(Stored entries)
>>>>>
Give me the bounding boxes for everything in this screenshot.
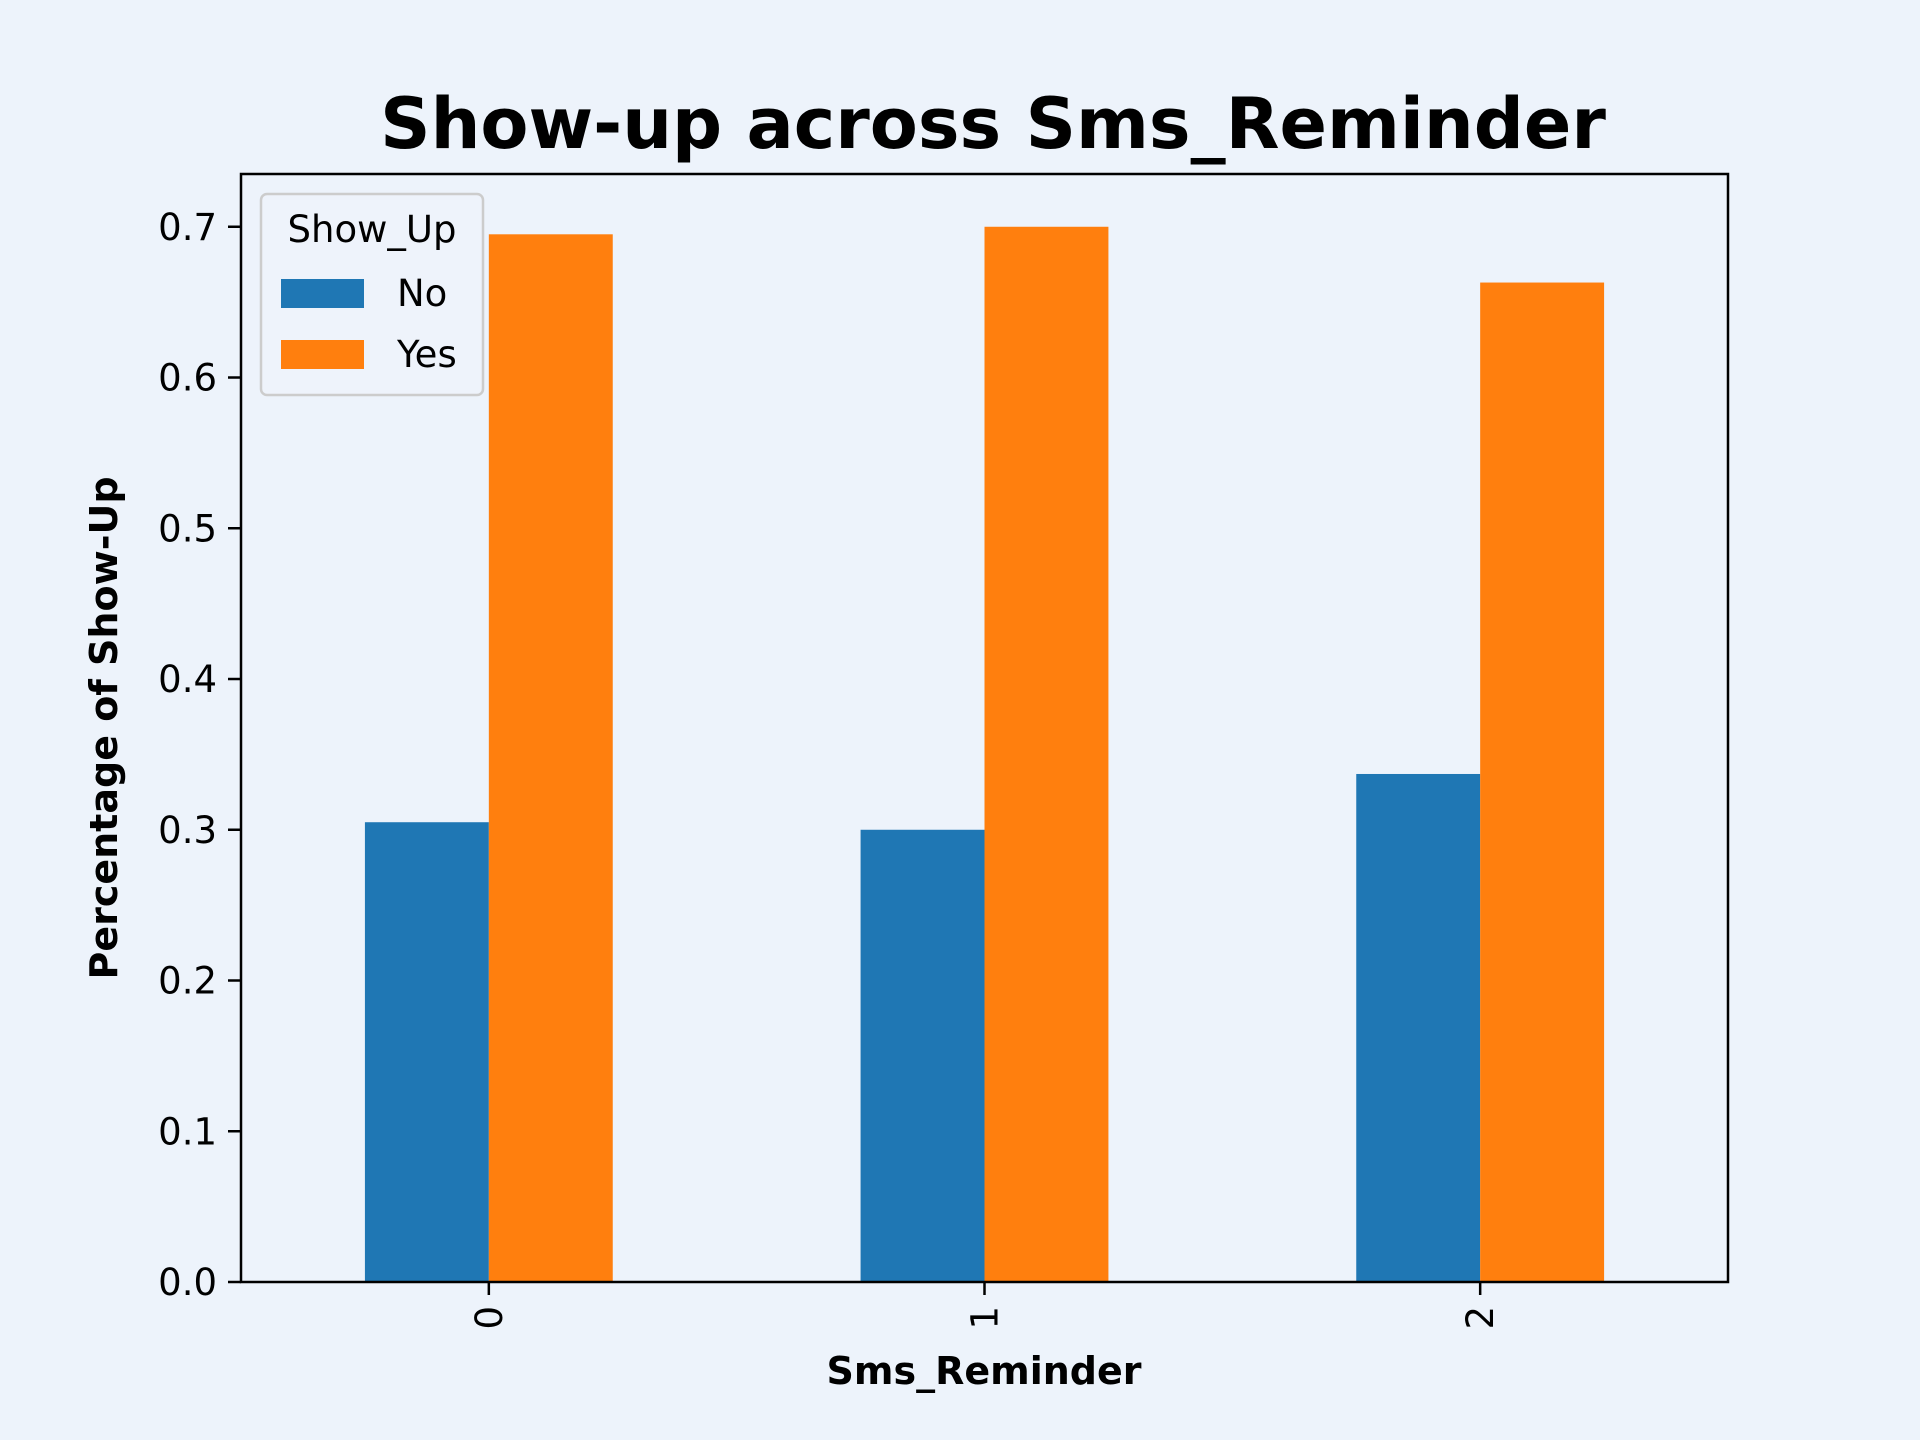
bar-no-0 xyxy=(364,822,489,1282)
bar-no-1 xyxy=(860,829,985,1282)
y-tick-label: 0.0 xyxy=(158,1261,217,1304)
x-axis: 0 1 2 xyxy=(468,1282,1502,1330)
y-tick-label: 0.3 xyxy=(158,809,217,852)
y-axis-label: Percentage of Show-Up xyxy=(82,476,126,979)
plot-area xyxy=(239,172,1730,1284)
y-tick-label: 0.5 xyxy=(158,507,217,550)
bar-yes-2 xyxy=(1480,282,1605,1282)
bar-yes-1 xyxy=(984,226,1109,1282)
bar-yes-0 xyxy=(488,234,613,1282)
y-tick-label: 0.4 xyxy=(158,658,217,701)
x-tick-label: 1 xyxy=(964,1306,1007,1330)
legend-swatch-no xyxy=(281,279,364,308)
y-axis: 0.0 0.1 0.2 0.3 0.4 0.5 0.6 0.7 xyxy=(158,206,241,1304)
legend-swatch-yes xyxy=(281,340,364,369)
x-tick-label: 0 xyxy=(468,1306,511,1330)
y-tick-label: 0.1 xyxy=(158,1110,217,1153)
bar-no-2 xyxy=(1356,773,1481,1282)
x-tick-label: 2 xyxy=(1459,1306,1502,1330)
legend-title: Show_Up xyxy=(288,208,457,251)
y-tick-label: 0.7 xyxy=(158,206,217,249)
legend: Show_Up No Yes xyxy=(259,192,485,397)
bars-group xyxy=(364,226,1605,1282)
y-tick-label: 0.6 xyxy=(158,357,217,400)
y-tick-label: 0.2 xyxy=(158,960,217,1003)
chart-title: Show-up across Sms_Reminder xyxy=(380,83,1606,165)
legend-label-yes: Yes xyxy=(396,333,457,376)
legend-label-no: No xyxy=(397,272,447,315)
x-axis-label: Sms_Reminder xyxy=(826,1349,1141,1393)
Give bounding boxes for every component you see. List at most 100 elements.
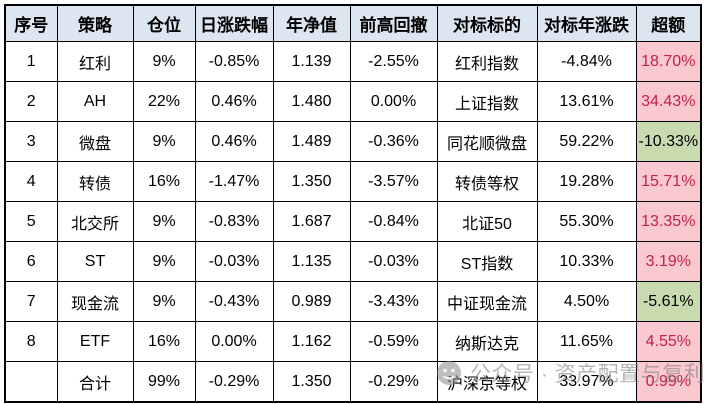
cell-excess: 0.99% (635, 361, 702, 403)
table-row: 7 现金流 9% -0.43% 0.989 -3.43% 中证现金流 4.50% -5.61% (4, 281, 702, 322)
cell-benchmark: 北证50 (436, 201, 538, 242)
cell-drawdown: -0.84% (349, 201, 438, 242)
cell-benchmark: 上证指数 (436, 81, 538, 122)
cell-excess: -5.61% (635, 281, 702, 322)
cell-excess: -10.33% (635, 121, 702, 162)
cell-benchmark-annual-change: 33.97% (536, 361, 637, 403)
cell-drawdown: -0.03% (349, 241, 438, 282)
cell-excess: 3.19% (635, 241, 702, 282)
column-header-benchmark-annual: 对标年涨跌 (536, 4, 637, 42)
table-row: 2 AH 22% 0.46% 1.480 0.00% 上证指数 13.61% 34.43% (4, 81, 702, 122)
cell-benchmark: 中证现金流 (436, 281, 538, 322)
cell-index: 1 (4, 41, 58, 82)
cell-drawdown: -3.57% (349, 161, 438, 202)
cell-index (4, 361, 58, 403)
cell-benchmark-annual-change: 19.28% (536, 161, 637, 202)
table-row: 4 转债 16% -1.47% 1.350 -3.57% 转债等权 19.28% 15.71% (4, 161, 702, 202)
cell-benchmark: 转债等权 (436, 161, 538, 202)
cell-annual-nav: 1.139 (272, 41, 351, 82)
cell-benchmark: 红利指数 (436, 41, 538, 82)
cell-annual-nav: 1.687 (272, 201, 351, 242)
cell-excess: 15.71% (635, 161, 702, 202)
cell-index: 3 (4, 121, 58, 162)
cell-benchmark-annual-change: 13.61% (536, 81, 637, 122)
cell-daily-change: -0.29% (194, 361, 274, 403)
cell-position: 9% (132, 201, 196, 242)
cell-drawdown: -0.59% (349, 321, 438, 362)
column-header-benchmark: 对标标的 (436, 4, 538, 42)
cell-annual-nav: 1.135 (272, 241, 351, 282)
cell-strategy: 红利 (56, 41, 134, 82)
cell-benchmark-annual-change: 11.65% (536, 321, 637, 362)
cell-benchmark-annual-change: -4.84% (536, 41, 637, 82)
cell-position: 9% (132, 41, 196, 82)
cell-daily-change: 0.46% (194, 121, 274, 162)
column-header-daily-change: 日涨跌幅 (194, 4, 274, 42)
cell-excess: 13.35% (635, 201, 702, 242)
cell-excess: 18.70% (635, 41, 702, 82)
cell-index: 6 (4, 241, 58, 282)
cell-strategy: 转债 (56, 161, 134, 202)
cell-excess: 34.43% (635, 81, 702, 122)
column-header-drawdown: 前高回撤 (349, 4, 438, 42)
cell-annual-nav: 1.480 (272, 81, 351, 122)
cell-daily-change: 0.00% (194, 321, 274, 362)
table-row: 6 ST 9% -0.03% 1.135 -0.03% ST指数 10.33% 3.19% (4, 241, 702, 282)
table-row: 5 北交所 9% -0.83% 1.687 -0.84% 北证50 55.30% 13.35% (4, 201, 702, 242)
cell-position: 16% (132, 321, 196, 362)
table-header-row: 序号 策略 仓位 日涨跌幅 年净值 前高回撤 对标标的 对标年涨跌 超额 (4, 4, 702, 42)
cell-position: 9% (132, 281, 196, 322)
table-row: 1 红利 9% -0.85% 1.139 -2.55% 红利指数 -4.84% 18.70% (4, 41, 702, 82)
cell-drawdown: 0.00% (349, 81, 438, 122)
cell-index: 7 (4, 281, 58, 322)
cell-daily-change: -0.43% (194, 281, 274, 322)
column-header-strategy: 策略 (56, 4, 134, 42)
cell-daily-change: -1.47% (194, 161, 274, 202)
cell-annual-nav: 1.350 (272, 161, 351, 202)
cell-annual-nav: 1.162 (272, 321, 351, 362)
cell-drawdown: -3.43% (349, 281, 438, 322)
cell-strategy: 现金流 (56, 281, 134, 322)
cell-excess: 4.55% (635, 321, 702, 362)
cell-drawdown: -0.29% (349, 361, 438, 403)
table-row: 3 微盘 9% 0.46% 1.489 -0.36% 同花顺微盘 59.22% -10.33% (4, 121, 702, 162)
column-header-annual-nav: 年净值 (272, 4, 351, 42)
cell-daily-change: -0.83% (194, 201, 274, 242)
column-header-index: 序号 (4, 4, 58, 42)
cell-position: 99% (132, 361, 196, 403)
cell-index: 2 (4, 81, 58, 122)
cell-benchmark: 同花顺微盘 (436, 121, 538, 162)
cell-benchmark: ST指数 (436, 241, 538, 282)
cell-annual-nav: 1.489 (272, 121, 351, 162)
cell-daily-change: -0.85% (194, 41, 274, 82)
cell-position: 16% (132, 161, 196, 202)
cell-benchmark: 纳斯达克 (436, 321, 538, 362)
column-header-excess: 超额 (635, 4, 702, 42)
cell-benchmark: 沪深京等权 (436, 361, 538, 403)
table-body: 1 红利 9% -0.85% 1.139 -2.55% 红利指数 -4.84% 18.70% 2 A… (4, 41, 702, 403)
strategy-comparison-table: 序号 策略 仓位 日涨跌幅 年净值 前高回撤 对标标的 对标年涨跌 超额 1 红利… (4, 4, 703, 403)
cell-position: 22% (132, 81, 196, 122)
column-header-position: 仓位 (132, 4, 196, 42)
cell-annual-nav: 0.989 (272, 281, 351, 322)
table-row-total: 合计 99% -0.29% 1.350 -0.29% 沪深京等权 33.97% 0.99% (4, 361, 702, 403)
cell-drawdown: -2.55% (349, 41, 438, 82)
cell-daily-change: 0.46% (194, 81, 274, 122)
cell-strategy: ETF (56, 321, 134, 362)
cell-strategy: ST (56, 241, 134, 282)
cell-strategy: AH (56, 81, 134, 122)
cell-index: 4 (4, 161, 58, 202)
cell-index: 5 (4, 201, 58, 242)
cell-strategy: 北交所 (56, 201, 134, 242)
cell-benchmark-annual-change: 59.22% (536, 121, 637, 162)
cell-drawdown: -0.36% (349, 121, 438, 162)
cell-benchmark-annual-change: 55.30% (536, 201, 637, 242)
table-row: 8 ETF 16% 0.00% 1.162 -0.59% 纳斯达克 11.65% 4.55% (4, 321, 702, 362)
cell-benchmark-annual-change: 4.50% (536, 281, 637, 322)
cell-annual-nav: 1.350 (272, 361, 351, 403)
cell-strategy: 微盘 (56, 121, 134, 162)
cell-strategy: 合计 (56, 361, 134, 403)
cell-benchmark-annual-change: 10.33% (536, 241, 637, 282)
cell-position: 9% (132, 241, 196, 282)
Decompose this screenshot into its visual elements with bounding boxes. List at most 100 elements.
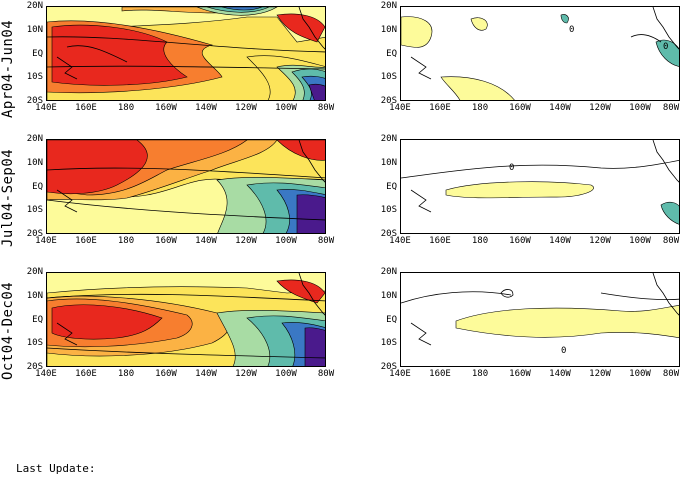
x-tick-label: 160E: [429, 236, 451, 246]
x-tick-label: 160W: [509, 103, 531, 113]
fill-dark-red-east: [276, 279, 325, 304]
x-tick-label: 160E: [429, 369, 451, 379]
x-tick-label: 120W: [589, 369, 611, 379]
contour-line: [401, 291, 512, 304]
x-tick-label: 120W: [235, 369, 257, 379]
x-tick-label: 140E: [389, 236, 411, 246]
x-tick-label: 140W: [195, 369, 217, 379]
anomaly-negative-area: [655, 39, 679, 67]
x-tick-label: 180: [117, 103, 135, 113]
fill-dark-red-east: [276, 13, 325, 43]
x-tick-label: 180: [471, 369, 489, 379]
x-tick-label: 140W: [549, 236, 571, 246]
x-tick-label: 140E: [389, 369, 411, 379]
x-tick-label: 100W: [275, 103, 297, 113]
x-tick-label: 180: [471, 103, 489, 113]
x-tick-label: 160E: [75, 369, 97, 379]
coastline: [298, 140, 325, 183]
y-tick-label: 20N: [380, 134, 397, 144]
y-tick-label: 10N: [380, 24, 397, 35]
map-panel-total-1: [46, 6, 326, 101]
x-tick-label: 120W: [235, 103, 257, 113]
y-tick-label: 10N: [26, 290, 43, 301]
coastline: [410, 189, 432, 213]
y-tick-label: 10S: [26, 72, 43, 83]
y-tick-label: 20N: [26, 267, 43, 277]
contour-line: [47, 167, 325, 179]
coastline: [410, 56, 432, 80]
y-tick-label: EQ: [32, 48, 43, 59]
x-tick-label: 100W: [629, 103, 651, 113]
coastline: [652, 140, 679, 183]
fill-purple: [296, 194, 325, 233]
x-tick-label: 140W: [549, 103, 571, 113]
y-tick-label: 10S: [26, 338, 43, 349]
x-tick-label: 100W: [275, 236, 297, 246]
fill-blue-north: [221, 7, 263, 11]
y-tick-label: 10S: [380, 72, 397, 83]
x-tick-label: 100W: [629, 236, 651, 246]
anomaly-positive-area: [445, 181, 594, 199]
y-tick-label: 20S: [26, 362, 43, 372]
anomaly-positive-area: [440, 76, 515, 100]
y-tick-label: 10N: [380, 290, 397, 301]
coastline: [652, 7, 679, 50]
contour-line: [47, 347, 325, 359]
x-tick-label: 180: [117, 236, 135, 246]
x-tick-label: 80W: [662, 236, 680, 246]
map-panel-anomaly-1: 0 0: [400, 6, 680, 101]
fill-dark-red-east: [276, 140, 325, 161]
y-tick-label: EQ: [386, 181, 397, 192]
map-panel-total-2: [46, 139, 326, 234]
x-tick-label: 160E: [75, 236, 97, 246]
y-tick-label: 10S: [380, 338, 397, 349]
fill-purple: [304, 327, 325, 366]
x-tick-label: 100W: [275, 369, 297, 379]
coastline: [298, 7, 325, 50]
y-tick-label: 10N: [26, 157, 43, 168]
<<<<<
» Stated goal: Reproduce the lines in the entries above verbatim, beginning with the line that contains "x-tick-label: 160E: [429, 236, 451, 246]" and stopping after the line that contains "contour-line: [401, 291, 512, 304]".

» Right answer:
x-tick-label: 160E: [429, 236, 451, 246]
x-tick-label: 160W: [509, 103, 531, 113]
fill-dark-red-east: [276, 279, 325, 304]
x-tick-label: 160E: [429, 369, 451, 379]
x-tick-label: 120W: [589, 369, 611, 379]
contour-line: [401, 291, 512, 304]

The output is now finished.